** Objective **
Copy each line that holds "results".

** Entries provided **
◆ ◆ ◆ ◆ ◆ ◆ ◆

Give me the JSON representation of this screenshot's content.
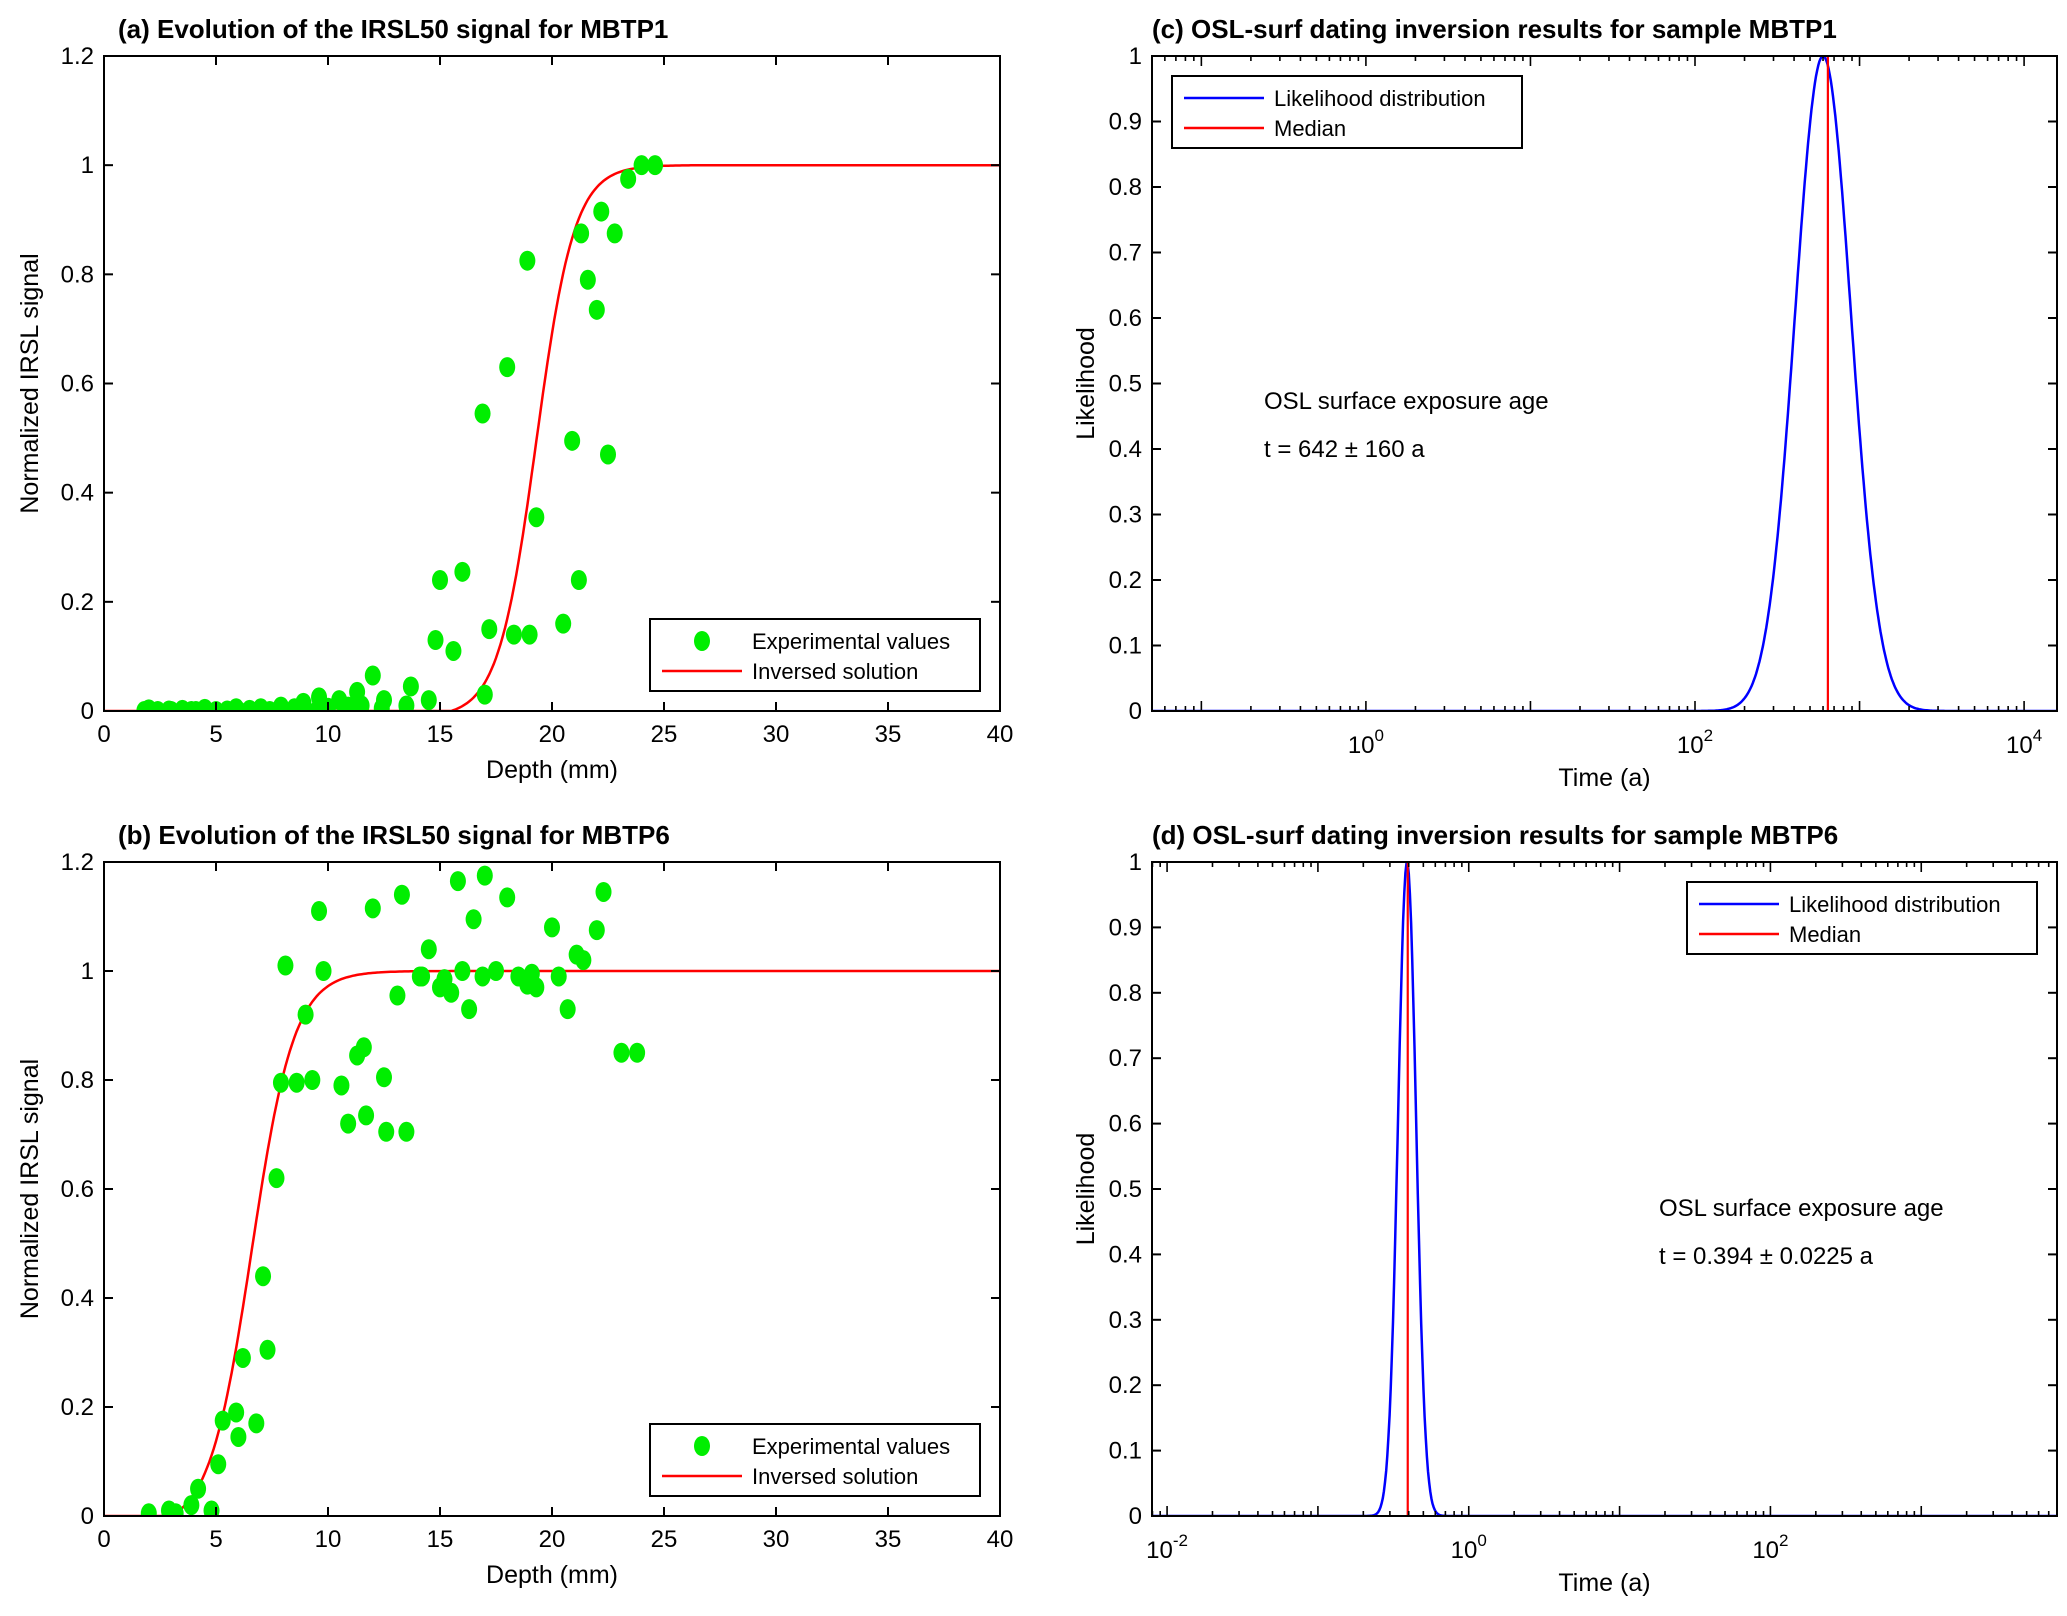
{
  "colors": {
    "points": "#00ee00",
    "fit": "#ff0000",
    "likelihood": "#0000ff",
    "median": "#ff0000",
    "axis": "#000000"
  },
  "chart_data": [
    {
      "id": "a",
      "type": "scatter",
      "title": "(a)  Evolution of the IRSL50 signal for MBTP1",
      "xlabel": "Depth (mm)",
      "ylabel": "Normalized IRSL signal",
      "xlim": [
        0,
        40
      ],
      "ylim": [
        0,
        1.2
      ],
      "xticks": [
        0,
        5,
        10,
        15,
        20,
        25,
        30,
        35,
        40
      ],
      "yticks": [
        0,
        0.2,
        0.4,
        0.6,
        0.8,
        1,
        1.2
      ],
      "ytick_labels": [
        "0",
        "0.2",
        "0.4",
        "0.6",
        "0.8",
        "1",
        "1.2"
      ],
      "legend": {
        "position": "bottom-right",
        "entries": [
          "Experimental values",
          "Inversed solution"
        ]
      },
      "series": [
        {
          "name": "Experimental values",
          "kind": "points",
          "x": [
            1.8,
            2.0,
            2.4,
            2.9,
            3.0,
            3.5,
            3.9,
            4.1,
            4.5,
            5.0,
            5.5,
            5.9,
            6.0,
            6.5,
            7.0,
            7.4,
            7.9,
            8.5,
            8.9,
            9.5,
            9.6,
            10.0,
            10.5,
            10.9,
            11.3,
            11.5,
            12.0,
            12.4,
            12.5,
            13.5,
            13.7,
            14.5,
            14.8,
            15.0,
            15.6,
            16.0,
            16.9,
            17.0,
            17.2,
            18.0,
            18.3,
            18.9,
            19.0,
            19.3,
            20.5,
            20.9,
            21.3,
            21.6,
            21.2,
            22.0,
            22.2,
            22.5,
            22.8,
            23.4,
            24.0,
            24.6
          ],
          "y": [
            0.0,
            0.003,
            0.0,
            0.001,
            0.0,
            0.002,
            0.0,
            0.0,
            0.004,
            0.0,
            0.001,
            0.005,
            0.0,
            0.002,
            0.005,
            0.0,
            0.008,
            0.005,
            0.015,
            0.0,
            0.025,
            0.006,
            0.02,
            0.008,
            0.035,
            0.01,
            0.065,
            0.005,
            0.02,
            0.01,
            0.045,
            0.02,
            0.13,
            0.24,
            0.11,
            0.255,
            0.545,
            0.03,
            0.15,
            0.63,
            0.14,
            0.825,
            0.14,
            0.355,
            0.16,
            0.495,
            0.875,
            0.79,
            0.24,
            0.735,
            0.915,
            0.47,
            0.875,
            0.975,
            1.0,
            1.0
          ]
        },
        {
          "name": "Inversed solution",
          "kind": "line",
          "model": "logistic",
          "midpoint": 19.3,
          "scale": 0.85,
          "plateau": 1.0,
          "onset": 15.5
        }
      ]
    },
    {
      "id": "b",
      "type": "scatter",
      "title": "(b)  Evolution of the IRSL50 signal for MBTP6",
      "xlabel": "Depth (mm)",
      "ylabel": "Normalized IRSL signal",
      "xlim": [
        0,
        40
      ],
      "ylim": [
        0,
        1.2
      ],
      "xticks": [
        0,
        5,
        10,
        15,
        20,
        25,
        30,
        35,
        40
      ],
      "yticks": [
        0,
        0.2,
        0.4,
        0.6,
        0.8,
        1,
        1.2
      ],
      "ytick_labels": [
        "0",
        "0.2",
        "0.4",
        "0.6",
        "0.8",
        "1",
        "1.2"
      ],
      "legend": {
        "position": "bottom-right",
        "entries": [
          "Experimental values",
          "Inversed solution"
        ]
      },
      "series": [
        {
          "name": "Experimental values",
          "kind": "points",
          "x": [
            2.0,
            2.9,
            3.2,
            3.9,
            4.2,
            4.8,
            5.1,
            5.3,
            5.9,
            6.0,
            6.2,
            6.8,
            7.1,
            7.3,
            7.7,
            7.9,
            8.1,
            8.6,
            9.0,
            9.3,
            9.6,
            9.8,
            10.6,
            10.9,
            11.3,
            11.6,
            11.7,
            12.0,
            12.5,
            12.6,
            13.1,
            13.3,
            13.5,
            14.1,
            14.2,
            14.5,
            15.0,
            15.2,
            15.5,
            15.8,
            16.0,
            16.3,
            16.5,
            16.9,
            17.0,
            17.5,
            18.0,
            18.5,
            18.9,
            19.1,
            19.3,
            20.0,
            20.3,
            20.7,
            21.1,
            21.4,
            22.0,
            22.3,
            23.1,
            23.8
          ],
          "y": [
            0.005,
            0.01,
            0.005,
            0.02,
            0.05,
            0.01,
            0.095,
            0.175,
            0.19,
            0.145,
            0.29,
            0.17,
            0.44,
            0.305,
            0.62,
            0.795,
            1.01,
            0.795,
            0.92,
            0.8,
            1.11,
            1.0,
            0.79,
            0.72,
            0.845,
            0.86,
            0.735,
            1.115,
            0.805,
            0.705,
            0.955,
            1.14,
            0.705,
            0.99,
            0.99,
            1.04,
            0.97,
            0.985,
            0.96,
            1.165,
            1.0,
            0.93,
            1.095,
            0.99,
            1.175,
            1.0,
            1.135,
            0.99,
            0.975,
            0.995,
            0.97,
            1.08,
            0.99,
            0.93,
            1.03,
            1.02,
            1.075,
            1.145,
            0.85,
            0.85
          ]
        },
        {
          "name": "Inversed solution",
          "kind": "line",
          "model": "logistic",
          "midpoint": 6.6,
          "scale": 0.95,
          "plateau": 1.0,
          "onset": 3.0
        }
      ]
    },
    {
      "id": "c",
      "type": "line",
      "title": "(c)  OSL-surf dating inversion results for sample MBTP1",
      "xlabel": "Time (a)",
      "ylabel": "Likelihood",
      "xscale": "log",
      "xlim_log10": [
        -1.3,
        4.2
      ],
      "ylim": [
        0,
        1
      ],
      "xticks_log10": [
        0,
        2,
        4
      ],
      "xtick_labels": [
        {
          "base": "10",
          "exp": "0"
        },
        {
          "base": "10",
          "exp": "2"
        },
        {
          "base": "10",
          "exp": "4"
        }
      ],
      "yticks": [
        0,
        0.1,
        0.2,
        0.3,
        0.4,
        0.5,
        0.6,
        0.7,
        0.8,
        0.9,
        1
      ],
      "ytick_labels": [
        "0",
        "0.1",
        "0.2",
        "0.3",
        "0.4",
        "0.5",
        "0.6",
        "0.7",
        "0.8",
        "0.9",
        "1"
      ],
      "legend": {
        "position": "top-left",
        "entries": [
          "Likelihood distribution",
          "Median"
        ]
      },
      "annotation": {
        "line1": "OSL surface exposure age",
        "line2": "t = 642 ± 160 a"
      },
      "series": [
        {
          "name": "Likelihood distribution",
          "kind": "lognormal-peak",
          "peak_time": 600,
          "sigma_log10": 0.17
        },
        {
          "name": "Median",
          "kind": "vline",
          "x": 642
        }
      ]
    },
    {
      "id": "d",
      "type": "line",
      "title": "(d)  OSL-surf dating inversion results for sample MBTP6",
      "xlabel": "Time (a)",
      "ylabel": "Likelihood",
      "xscale": "log",
      "xlim_log10": [
        -2.1,
        3.9
      ],
      "ylim": [
        0,
        1
      ],
      "xticks_log10": [
        -2,
        0,
        2
      ],
      "xtick_labels": [
        {
          "base": "10",
          "exp": "-2"
        },
        {
          "base": "10",
          "exp": "0"
        },
        {
          "base": "10",
          "exp": "2"
        }
      ],
      "yticks": [
        0,
        0.1,
        0.2,
        0.3,
        0.4,
        0.5,
        0.6,
        0.7,
        0.8,
        0.9,
        1
      ],
      "ytick_labels": [
        "0",
        "0.1",
        "0.2",
        "0.3",
        "0.4",
        "0.5",
        "0.6",
        "0.7",
        "0.8",
        "0.9",
        "1"
      ],
      "legend": {
        "position": "top-right",
        "entries": [
          "Likelihood distribution",
          "Median"
        ]
      },
      "annotation": {
        "line1": "OSL surface exposure age",
        "line2": "t = 0.394 ± 0.0225 a"
      },
      "series": [
        {
          "name": "Likelihood distribution",
          "kind": "lognormal-peak",
          "peak_time": 0.39,
          "sigma_log10": 0.06
        },
        {
          "name": "Median",
          "kind": "vline",
          "x": 0.394
        }
      ]
    }
  ]
}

◆ ◆ ◆ ◆ ◆ ◆ ◆

** Task answer **
      "title": "(c)  OSL-surf dating inversion results for sample MBTP1",
      "title": "(d)  OSL-surf dating inversion results for sample MBTP6",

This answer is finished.